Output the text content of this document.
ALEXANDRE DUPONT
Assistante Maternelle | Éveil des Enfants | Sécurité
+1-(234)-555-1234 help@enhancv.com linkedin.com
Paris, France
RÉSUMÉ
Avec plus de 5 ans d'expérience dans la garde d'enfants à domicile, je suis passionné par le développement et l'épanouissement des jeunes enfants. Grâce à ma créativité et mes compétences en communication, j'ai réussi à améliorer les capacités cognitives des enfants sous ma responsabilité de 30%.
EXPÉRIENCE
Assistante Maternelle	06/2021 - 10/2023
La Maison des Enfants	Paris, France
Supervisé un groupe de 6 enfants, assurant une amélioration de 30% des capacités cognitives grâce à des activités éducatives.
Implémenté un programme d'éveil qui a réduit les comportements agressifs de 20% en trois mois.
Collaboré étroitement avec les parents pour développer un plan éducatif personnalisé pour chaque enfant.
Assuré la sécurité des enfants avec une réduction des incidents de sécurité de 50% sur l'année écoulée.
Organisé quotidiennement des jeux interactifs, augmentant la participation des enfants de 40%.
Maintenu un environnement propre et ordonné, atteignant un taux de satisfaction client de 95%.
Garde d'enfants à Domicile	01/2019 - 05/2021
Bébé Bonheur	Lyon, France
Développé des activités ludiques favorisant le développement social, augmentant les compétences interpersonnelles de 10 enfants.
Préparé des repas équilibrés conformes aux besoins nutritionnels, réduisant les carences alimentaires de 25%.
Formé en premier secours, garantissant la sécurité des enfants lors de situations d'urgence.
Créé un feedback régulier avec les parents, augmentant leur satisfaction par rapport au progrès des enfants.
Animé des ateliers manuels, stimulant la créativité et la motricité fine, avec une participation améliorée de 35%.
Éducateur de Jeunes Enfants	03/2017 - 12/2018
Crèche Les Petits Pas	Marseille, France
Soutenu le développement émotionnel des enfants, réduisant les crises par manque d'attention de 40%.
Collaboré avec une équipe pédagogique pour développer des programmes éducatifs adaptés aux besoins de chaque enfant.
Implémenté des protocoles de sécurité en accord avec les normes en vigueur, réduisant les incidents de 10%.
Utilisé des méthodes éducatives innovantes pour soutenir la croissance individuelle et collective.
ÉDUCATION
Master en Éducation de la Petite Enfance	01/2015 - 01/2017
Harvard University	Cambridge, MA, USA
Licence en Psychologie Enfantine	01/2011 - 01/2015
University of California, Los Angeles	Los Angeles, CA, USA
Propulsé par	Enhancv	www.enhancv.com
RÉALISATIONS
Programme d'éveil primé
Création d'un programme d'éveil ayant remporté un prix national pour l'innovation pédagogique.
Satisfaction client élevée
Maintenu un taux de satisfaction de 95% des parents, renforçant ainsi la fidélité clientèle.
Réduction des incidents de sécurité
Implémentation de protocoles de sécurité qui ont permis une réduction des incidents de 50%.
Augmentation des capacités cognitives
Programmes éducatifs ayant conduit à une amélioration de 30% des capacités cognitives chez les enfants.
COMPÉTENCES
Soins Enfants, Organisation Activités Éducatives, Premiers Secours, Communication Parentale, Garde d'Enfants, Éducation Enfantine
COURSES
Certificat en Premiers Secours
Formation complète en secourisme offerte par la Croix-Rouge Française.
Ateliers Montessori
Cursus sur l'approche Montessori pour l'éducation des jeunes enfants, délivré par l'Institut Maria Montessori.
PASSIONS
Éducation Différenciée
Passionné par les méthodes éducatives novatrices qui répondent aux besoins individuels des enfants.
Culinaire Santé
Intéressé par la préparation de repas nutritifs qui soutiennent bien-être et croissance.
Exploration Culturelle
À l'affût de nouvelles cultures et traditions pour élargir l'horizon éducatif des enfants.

* * *

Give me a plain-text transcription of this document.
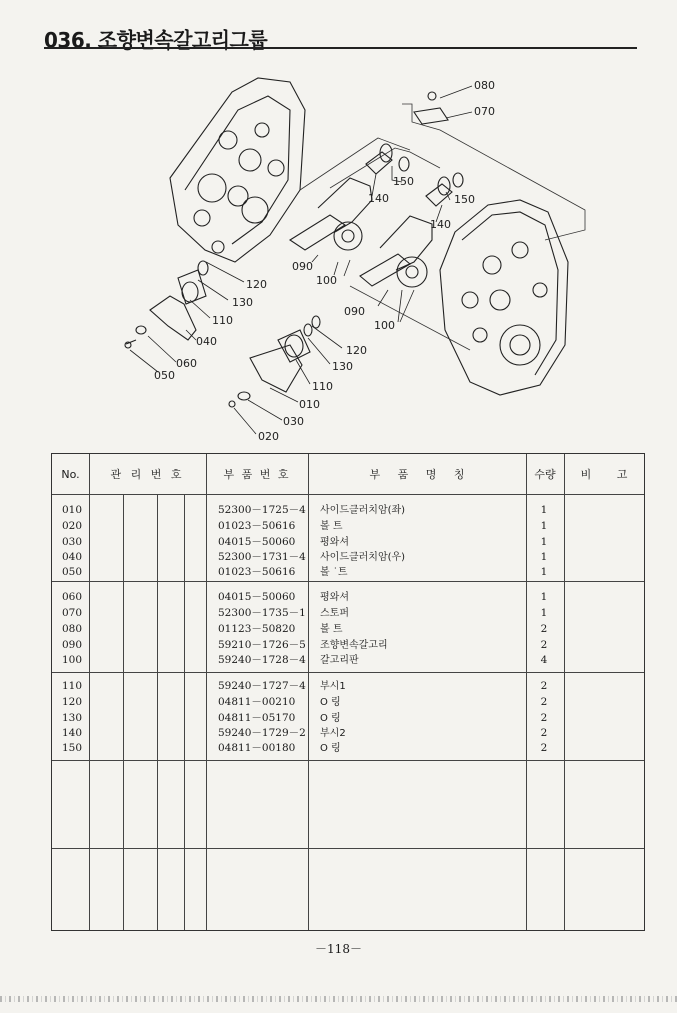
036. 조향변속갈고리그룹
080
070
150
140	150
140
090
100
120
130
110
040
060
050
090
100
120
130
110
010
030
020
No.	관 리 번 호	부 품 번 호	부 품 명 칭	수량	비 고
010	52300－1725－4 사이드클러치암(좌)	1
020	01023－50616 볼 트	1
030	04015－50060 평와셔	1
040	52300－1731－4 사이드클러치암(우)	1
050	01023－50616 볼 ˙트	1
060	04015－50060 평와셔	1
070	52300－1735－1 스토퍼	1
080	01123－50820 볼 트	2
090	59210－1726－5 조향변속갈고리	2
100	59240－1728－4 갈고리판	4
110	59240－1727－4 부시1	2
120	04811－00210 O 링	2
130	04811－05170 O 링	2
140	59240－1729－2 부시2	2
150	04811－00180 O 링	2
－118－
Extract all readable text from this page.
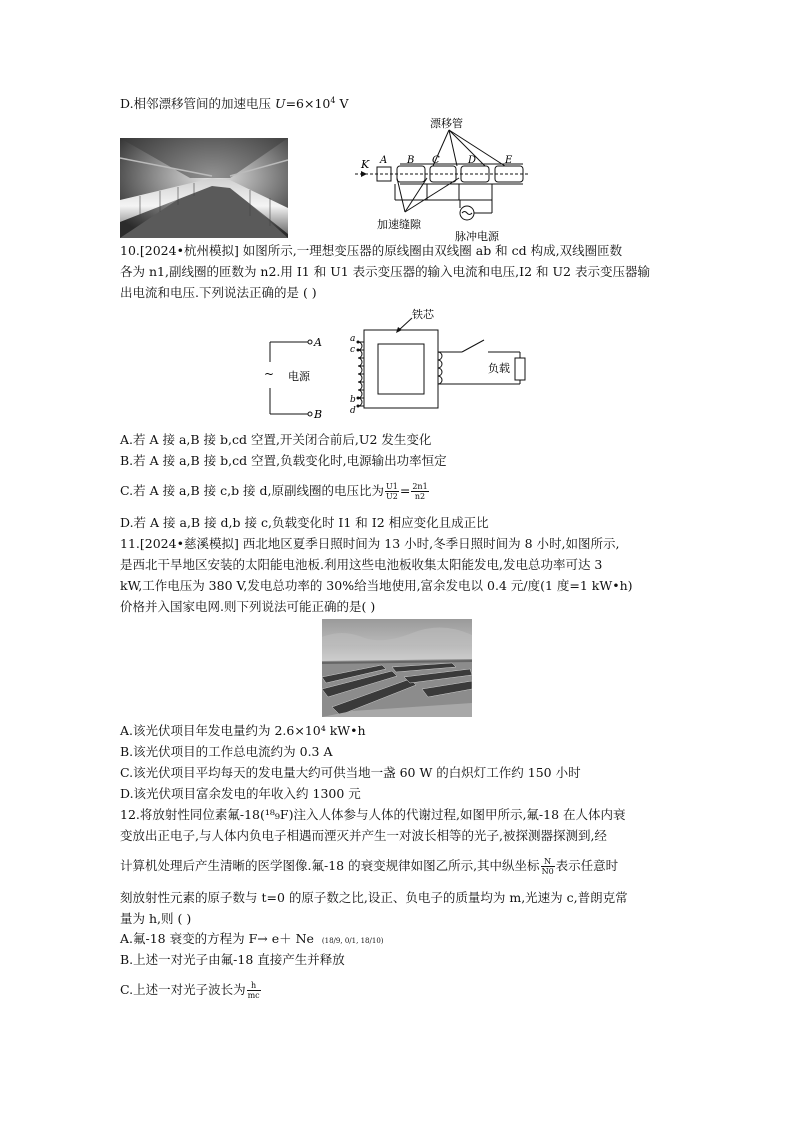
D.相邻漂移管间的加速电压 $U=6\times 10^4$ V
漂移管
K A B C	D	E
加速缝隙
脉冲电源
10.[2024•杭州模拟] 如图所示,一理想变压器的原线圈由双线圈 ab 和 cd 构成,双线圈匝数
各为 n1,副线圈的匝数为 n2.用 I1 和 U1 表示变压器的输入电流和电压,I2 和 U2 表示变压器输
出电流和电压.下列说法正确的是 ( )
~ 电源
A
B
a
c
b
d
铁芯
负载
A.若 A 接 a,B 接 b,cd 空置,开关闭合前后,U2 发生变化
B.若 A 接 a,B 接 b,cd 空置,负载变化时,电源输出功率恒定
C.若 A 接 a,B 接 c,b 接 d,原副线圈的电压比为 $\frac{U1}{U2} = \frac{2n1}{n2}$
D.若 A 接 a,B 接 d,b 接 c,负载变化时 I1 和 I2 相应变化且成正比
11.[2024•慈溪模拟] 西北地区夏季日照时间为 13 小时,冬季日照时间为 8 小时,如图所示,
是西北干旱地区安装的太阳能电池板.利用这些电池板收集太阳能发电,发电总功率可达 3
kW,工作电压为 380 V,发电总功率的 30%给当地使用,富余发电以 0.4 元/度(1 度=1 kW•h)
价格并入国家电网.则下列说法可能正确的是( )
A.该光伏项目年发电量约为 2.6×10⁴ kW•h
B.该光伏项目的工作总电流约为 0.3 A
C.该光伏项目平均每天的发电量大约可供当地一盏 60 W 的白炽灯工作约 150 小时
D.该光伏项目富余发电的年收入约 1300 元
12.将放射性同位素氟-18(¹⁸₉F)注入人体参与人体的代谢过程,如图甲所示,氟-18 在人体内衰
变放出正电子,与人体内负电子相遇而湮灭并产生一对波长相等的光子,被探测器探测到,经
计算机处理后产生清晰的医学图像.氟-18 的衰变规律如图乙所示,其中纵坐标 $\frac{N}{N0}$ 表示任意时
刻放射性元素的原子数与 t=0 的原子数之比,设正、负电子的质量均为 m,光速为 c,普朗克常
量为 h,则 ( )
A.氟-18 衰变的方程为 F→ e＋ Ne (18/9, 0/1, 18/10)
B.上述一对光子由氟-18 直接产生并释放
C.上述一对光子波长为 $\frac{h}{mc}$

Task directions →
Lines holding the word "créativité" in the entries above are the ones to pull out. Copy them all.

Answer to the exercise →
Avec plus de 5 ans d'expérience dans la garde d'enfants à domicile, je suis passionné par le développement et l'épanouissement des jeunes enfants. Grâce à ma créativité et mes compétences en communication, j'ai réussi à améliorer les capacités cognitives des enfants sous ma responsabilité de 30%.
Animé des ateliers manuels, stimulant la créativité et la motricité fine, avec une participation améliorée de 35%.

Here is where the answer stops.